* [Written problem]
Only the pictures are omitted; repeat all other data exactly.

* [Input for this task]
···

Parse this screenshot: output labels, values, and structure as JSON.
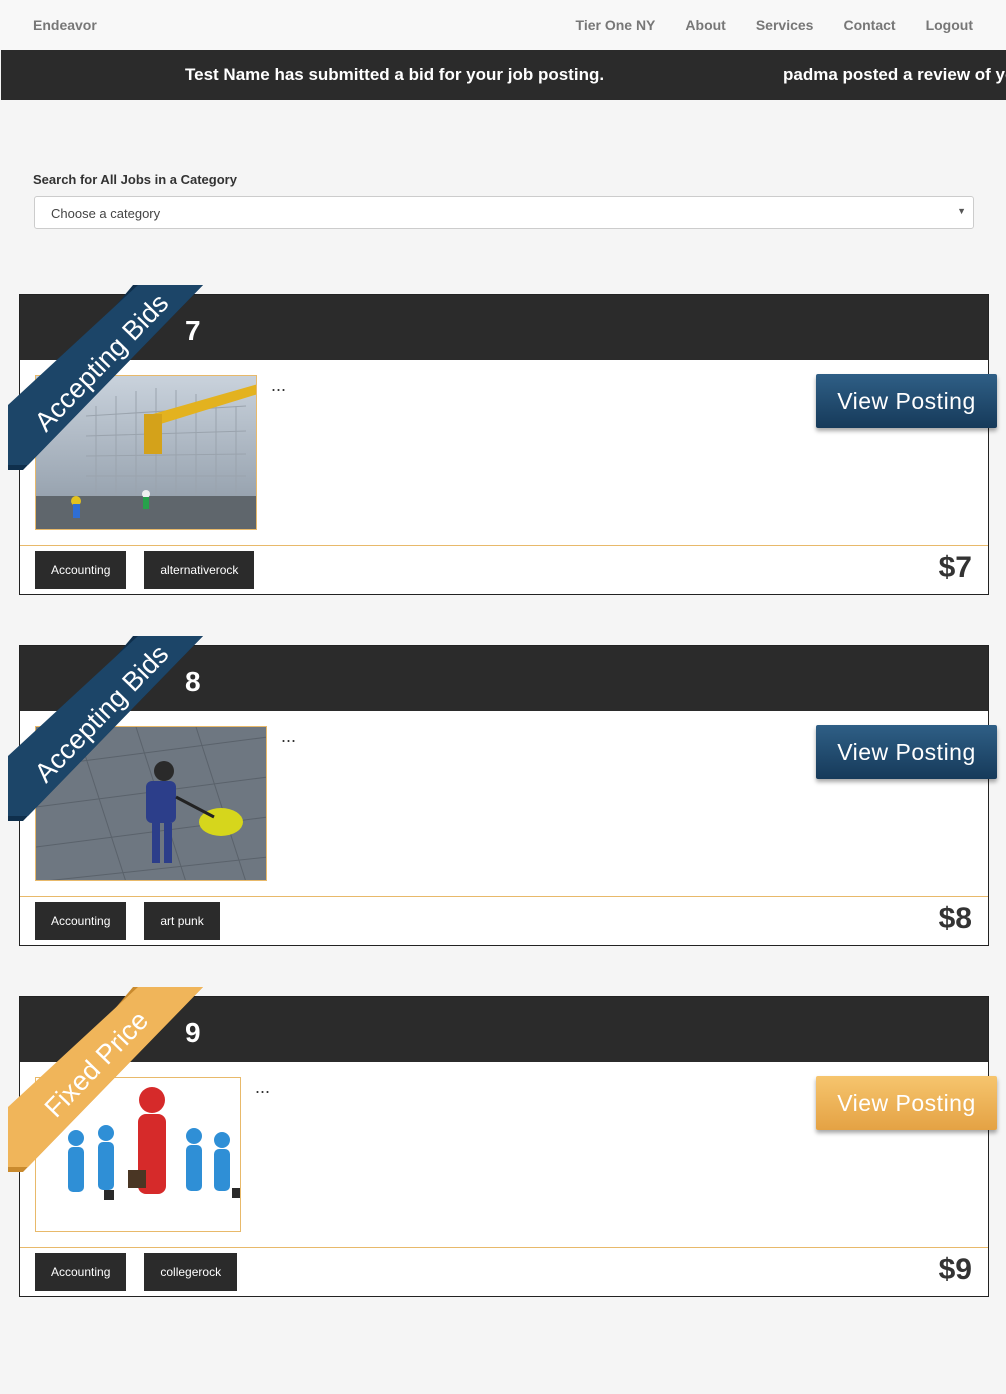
{
  "nav": {
    "brand": "Endeavor",
    "links": [
      "Tier One NY",
      "About",
      "Services",
      "Contact",
      "Logout"
    ]
  },
  "ticker": {
    "messages": [
      "Test Name has submitted a bid for your job posting.",
      "padma posted a review of yo"
    ]
  },
  "search": {
    "label": "Search for All Jobs in a Category",
    "selected": "Choose a category"
  },
  "jobs": [
    {
      "number": "7",
      "ribbon": "Accepting Bids",
      "ribbon_color": "#1c4568",
      "description": "...",
      "view_label": "View Posting",
      "tags": [
        "Accounting",
        "alternativerock"
      ],
      "price": "$7",
      "image_icon": "construction-photo"
    },
    {
      "number": "8",
      "ribbon": "Accepting Bids",
      "ribbon_color": "#1c4568",
      "description": "...",
      "view_label": "View Posting",
      "tags": [
        "Accounting",
        "art punk"
      ],
      "price": "$8",
      "image_icon": "floor-cleaning-photo"
    },
    {
      "number": "9",
      "ribbon": "Fixed Price",
      "ribbon_color": "#f0b55a",
      "description": "...",
      "view_label": "View Posting",
      "tags": [
        "Accounting",
        "collegerock"
      ],
      "price": "$9",
      "image_icon": "business-people-illustration"
    }
  ],
  "colors": {
    "dark": "#2b2b2b",
    "accent_border": "#e8b96a",
    "blue_button": "#1c4568",
    "orange_button": "#f0b55a"
  }
}
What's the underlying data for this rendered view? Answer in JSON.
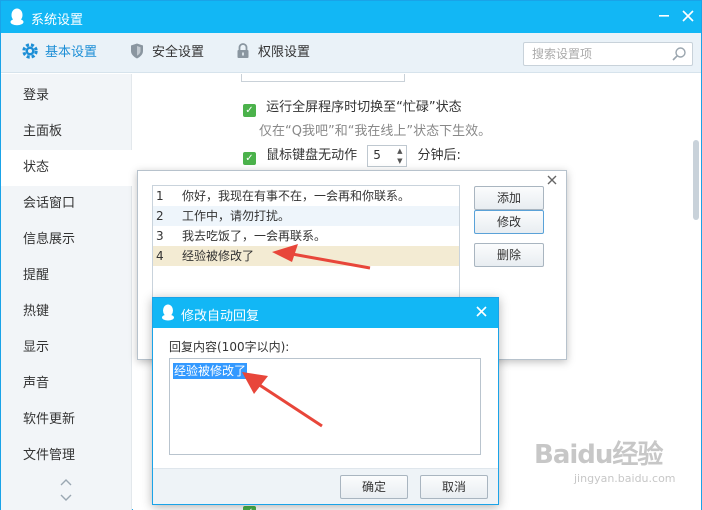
{
  "window": {
    "title": "系统设置"
  },
  "tabs": [
    {
      "label": "基本设置",
      "icon": "gear-icon"
    },
    {
      "label": "安全设置",
      "icon": "shield-icon"
    },
    {
      "label": "权限设置",
      "icon": "lock-icon"
    }
  ],
  "search": {
    "placeholder": "搜索设置项"
  },
  "sidebar": {
    "items": [
      {
        "label": "登录"
      },
      {
        "label": "主面板"
      },
      {
        "label": "状态"
      },
      {
        "label": "会话窗口"
      },
      {
        "label": "信息展示"
      },
      {
        "label": "提醒"
      },
      {
        "label": "热键"
      },
      {
        "label": "显示"
      },
      {
        "label": "声音"
      },
      {
        "label": "软件更新"
      },
      {
        "label": "文件管理"
      }
    ],
    "active": "状态"
  },
  "content": {
    "fullscreen_option": "运行全屏程序时切换至“忙碌”状态",
    "fullscreen_note": "仅在“Q我吧”和“我在线上”状态下生效。",
    "idle_prefix": "鼠标键盘无动作",
    "idle_value": "5",
    "idle_suffix": "分钟后:"
  },
  "reply_dialog": {
    "list": [
      {
        "num": "1",
        "text": "你好，我现在有事不在，一会再和你联系。"
      },
      {
        "num": "2",
        "text": "工作中，请勿打扰。"
      },
      {
        "num": "3",
        "text": "我去吃饭了，一会再联系。"
      },
      {
        "num": "4",
        "text": "经验被修改了"
      }
    ],
    "buttons": {
      "add": "添加",
      "edit": "修改",
      "delete": "删除"
    }
  },
  "edit_dialog": {
    "title": "修改自动回复",
    "label": "回复内容(100字以内):",
    "value": "经验被修改了",
    "buttons": {
      "ok": "确定",
      "cancel": "取消"
    }
  },
  "watermark": {
    "main": "Baidu经验",
    "sub": "jingyan.baidu.com"
  },
  "colors": {
    "titlebar": "#12b7f5",
    "accent": "#1d8fd6",
    "check": "#4bb24b",
    "selection": "#3399ff",
    "annotation": "#e8463a"
  }
}
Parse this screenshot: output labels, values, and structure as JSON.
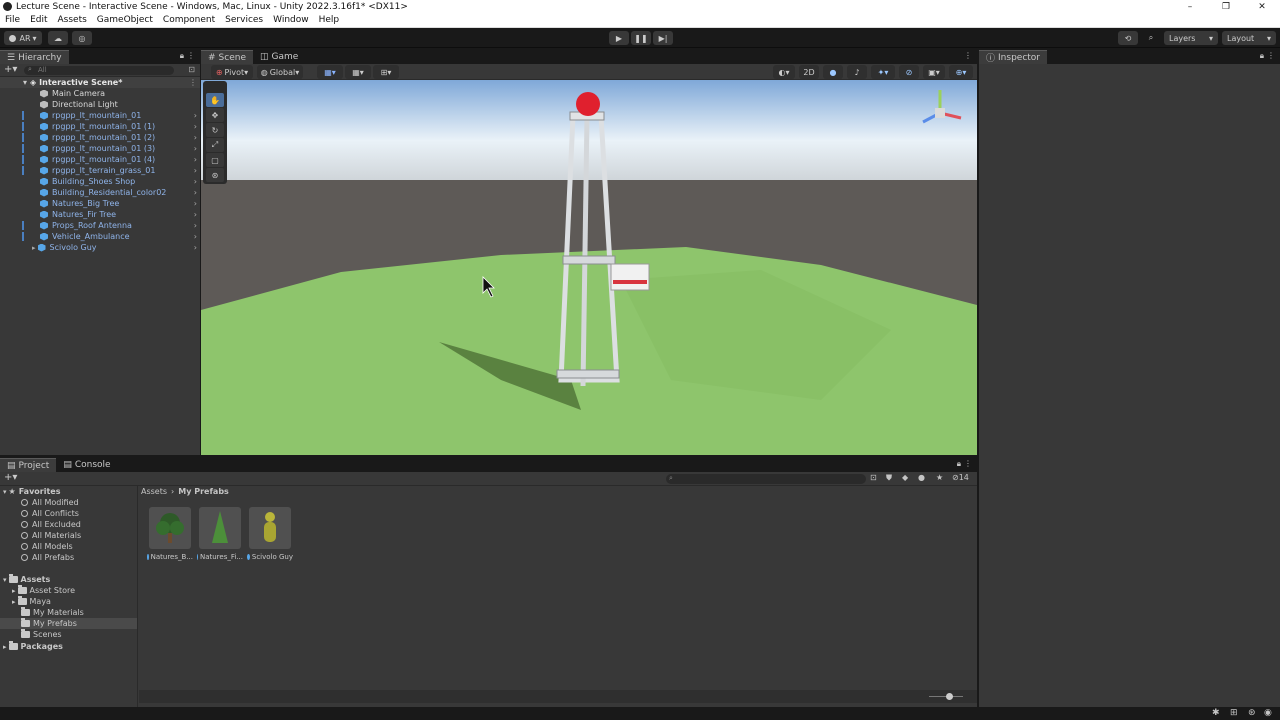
{
  "window": {
    "title": "Lecture Scene - Interactive Scene - Windows, Mac, Linux - Unity 2022.3.16f1* <DX11>",
    "controls": [
      "–",
      "❐",
      "✕"
    ]
  },
  "menu": [
    "File",
    "Edit",
    "Assets",
    "GameObject",
    "Component",
    "Services",
    "Window",
    "Help"
  ],
  "toolbar": {
    "account": "AR",
    "layers": "Layers",
    "layout": "Layout"
  },
  "hierarchy": {
    "tab": "Hierarchy",
    "search_placeholder": "All",
    "scene_name": "Interactive Scene*",
    "items": [
      {
        "label": "Main Camera"
      },
      {
        "label": "Directional Light"
      },
      {
        "label": "rpgpp_lt_mountain_01"
      },
      {
        "label": "rpgpp_lt_mountain_01 (1)"
      },
      {
        "label": "rpgpp_lt_mountain_01 (2)"
      },
      {
        "label": "rpgpp_lt_mountain_01 (3)"
      },
      {
        "label": "rpgpp_lt_mountain_01 (4)"
      },
      {
        "label": "rpgpp_lt_terrain_grass_01"
      },
      {
        "label": "Building_Shoes Shop"
      },
      {
        "label": "Building_Residential_color02"
      },
      {
        "label": "Natures_Big Tree"
      },
      {
        "label": "Natures_Fir Tree"
      },
      {
        "label": "Props_Roof Antenna"
      },
      {
        "label": "Vehicle_Ambulance"
      },
      {
        "label": "Scivolo Guy"
      }
    ]
  },
  "scene_view": {
    "tabs": [
      "Scene",
      "Game"
    ],
    "pivot": "Pivot",
    "global": "Global",
    "mode_2d": "2D"
  },
  "inspector": {
    "tab": "Inspector"
  },
  "project": {
    "tabs": [
      "Project",
      "Console"
    ],
    "breadcrumb": [
      "Assets",
      "My Prefabs"
    ],
    "hidden_count": "14",
    "favorites_label": "Favorites",
    "favorites": [
      "All Modified",
      "All Conflicts",
      "All Excluded",
      "All Materials",
      "All Models",
      "All Prefabs"
    ],
    "assets_label": "Assets",
    "asset_folders": [
      "Asset Store",
      "Maya",
      "My Materials",
      "My Prefabs",
      "Scenes"
    ],
    "packages_label": "Packages",
    "assets": [
      {
        "label": "Natures_B..."
      },
      {
        "label": "Natures_Fi..."
      },
      {
        "label": "Scivolo Guy"
      }
    ]
  }
}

···

* [Result of the task]
Parse this screenshot: output labels, values, and structure as JSON.
{
  "nav": {
    "brand": "Endeavor",
    "links": [
      "Tier One NY",
      "About",
      "Services",
      "Contact",
      "Logout"
    ]
  },
  "ticker": {
    "messages": [
      "Test Name has submitted a bid for your job posting.",
      "padma posted a review of yo"
    ]
  },
  "search": {
    "label": "Search for All Jobs in a Category",
    "selected": "Choose a category"
  },
  "jobs": [
    {
      "number": "7",
      "ribbon": "Accepting Bids",
      "ribbon_color": "#1c4568",
      "description": "...",
      "view_label": "View Posting",
      "tags": [
        "Accounting",
        "alternativerock"
      ],
      "price": "$7",
      "image_icon": "construction-photo"
    },
    {
      "number": "8",
      "ribbon": "Accepting Bids",
      "ribbon_color": "#1c4568",
      "description": "...",
      "view_label": "View Posting",
      "tags": [
        "Accounting",
        "art punk"
      ],
      "price": "$8",
      "image_icon": "floor-cleaning-photo"
    },
    {
      "number": "9",
      "ribbon": "Fixed Price",
      "ribbon_color": "#f0b55a",
      "description": "...",
      "view_label": "View Posting",
      "tags": [
        "Accounting",
        "collegerock"
      ],
      "price": "$9",
      "image_icon": "business-people-illustration"
    }
  ],
  "colors": {
    "dark": "#2b2b2b",
    "accent_border": "#e8b96a",
    "blue_button": "#1c4568",
    "orange_button": "#f0b55a"
  }
}
What's the underlying data for this rendered view? Answer in JSON.
{
  "window": {
    "title": "系统设置"
  },
  "tabs": [
    {
      "label": "基本设置",
      "icon": "gear-icon"
    },
    {
      "label": "安全设置",
      "icon": "shield-icon"
    },
    {
      "label": "权限设置",
      "icon": "lock-icon"
    }
  ],
  "search": {
    "placeholder": "搜索设置项"
  },
  "sidebar": {
    "items": [
      {
        "label": "登录"
      },
      {
        "label": "主面板"
      },
      {
        "label": "状态"
      },
      {
        "label": "会话窗口"
      },
      {
        "label": "信息展示"
      },
      {
        "label": "提醒"
      },
      {
        "label": "热键"
      },
      {
        "label": "显示"
      },
      {
        "label": "声音"
      },
      {
        "label": "软件更新"
      },
      {
        "label": "文件管理"
      }
    ],
    "active": "状态"
  },
  "content": {
    "fullscreen_option": "运行全屏程序时切换至“忙碌”状态",
    "fullscreen_note": "仅在“Q我吧”和“我在线上”状态下生效。",
    "idle_prefix": "鼠标键盘无动作",
    "idle_value": "5",
    "idle_suffix": "分钟后:"
  },
  "reply_dialog": {
    "list": [
      {
        "num": "1",
        "text": "你好，我现在有事不在，一会再和你联系。"
      },
      {
        "num": "2",
        "text": "工作中，请勿打扰。"
      },
      {
        "num": "3",
        "text": "我去吃饭了，一会再联系。"
      },
      {
        "num": "4",
        "text": "经验被修改了"
      }
    ],
    "buttons": {
      "add": "添加",
      "edit": "修改",
      "delete": "删除"
    }
  },
  "edit_dialog": {
    "title": "修改自动回复",
    "label": "回复内容(100字以内):",
    "value": "经验被修改了",
    "buttons": {
      "ok": "确定",
      "cancel": "取消"
    }
  },
  "watermark": {
    "main": "Baidu经验",
    "sub": "jingyan.baidu.com"
  },
  "colors": {
    "titlebar": "#12b7f5",
    "accent": "#1d8fd6",
    "check": "#4bb24b",
    "selection": "#3399ff",
    "annotation": "#e8463a"
  }
}
Parse this screenshot: output labels, values, and structure as JSON.
{
  "window": {
    "title": "Lecture Scene - Interactive Scene - Windows, Mac, Linux - Unity 2022.3.16f1* <DX11>",
    "controls": [
      "–",
      "❐",
      "✕"
    ]
  },
  "menu": [
    "File",
    "Edit",
    "Assets",
    "GameObject",
    "Component",
    "Services",
    "Window",
    "Help"
  ],
  "toolbar": {
    "account": "AR",
    "layers": "Layers",
    "layout": "Layout"
  },
  "hierarchy": {
    "tab": "Hierarchy",
    "search_placeholder": "All",
    "scene_name": "Interactive Scene*",
    "items": [
      {
        "label": "Main Camera"
      },
      {
        "label": "Directional Light"
      },
      {
        "label": "rpgpp_lt_mountain_01"
      },
      {
        "label": "rpgpp_lt_mountain_01 (1)"
      },
      {
        "label": "rpgpp_lt_mountain_01 (2)"
      },
      {
        "label": "rpgpp_lt_mountain_01 (3)"
      },
      {
        "label": "rpgpp_lt_mountain_01 (4)"
      },
      {
        "label": "rpgpp_lt_terrain_grass_01"
      },
      {
        "label": "Building_Shoes Shop"
      },
      {
        "label": "Building_Residential_color02"
      },
      {
        "label": "Natures_Big Tree"
      },
      {
        "label": "Natures_Fir Tree"
      },
      {
        "label": "Props_Roof Antenna"
      },
      {
        "label": "Vehicle_Ambulance"
      },
      {
        "label": "Scivolo Guy"
      }
    ]
  },
  "scene_view": {
    "tabs": [
      "Scene",
      "Game"
    ],
    "pivot": "Pivot",
    "global": "Global",
    "mode_2d": "2D"
  },
  "inspector": {
    "tab": "Inspector"
  },
  "project": {
    "tabs": [
      "Project",
      "Console"
    ],
    "breadcrumb": [
      "Assets",
      "My Prefabs"
    ],
    "hidden_count": "14",
    "favorites_label": "Favorites",
    "favorites": [
      "All Modified",
      "All Conflicts",
      "All Excluded",
      "All Materials",
      "All Models",
      "All Prefabs"
    ],
    "assets_label": "Assets",
    "asset_folders": [
      "Asset Store",
      "Maya",
      "My Materials",
      "My Prefabs",
      "Scenes"
    ],
    "packages_label": "Packages",
    "assets": [
      {
        "label": "Natures_B..."
      },
      {
        "label": "Natures_Fi..."
      },
      {
        "label": "Scivolo Guy"
      }
    ]
  }
}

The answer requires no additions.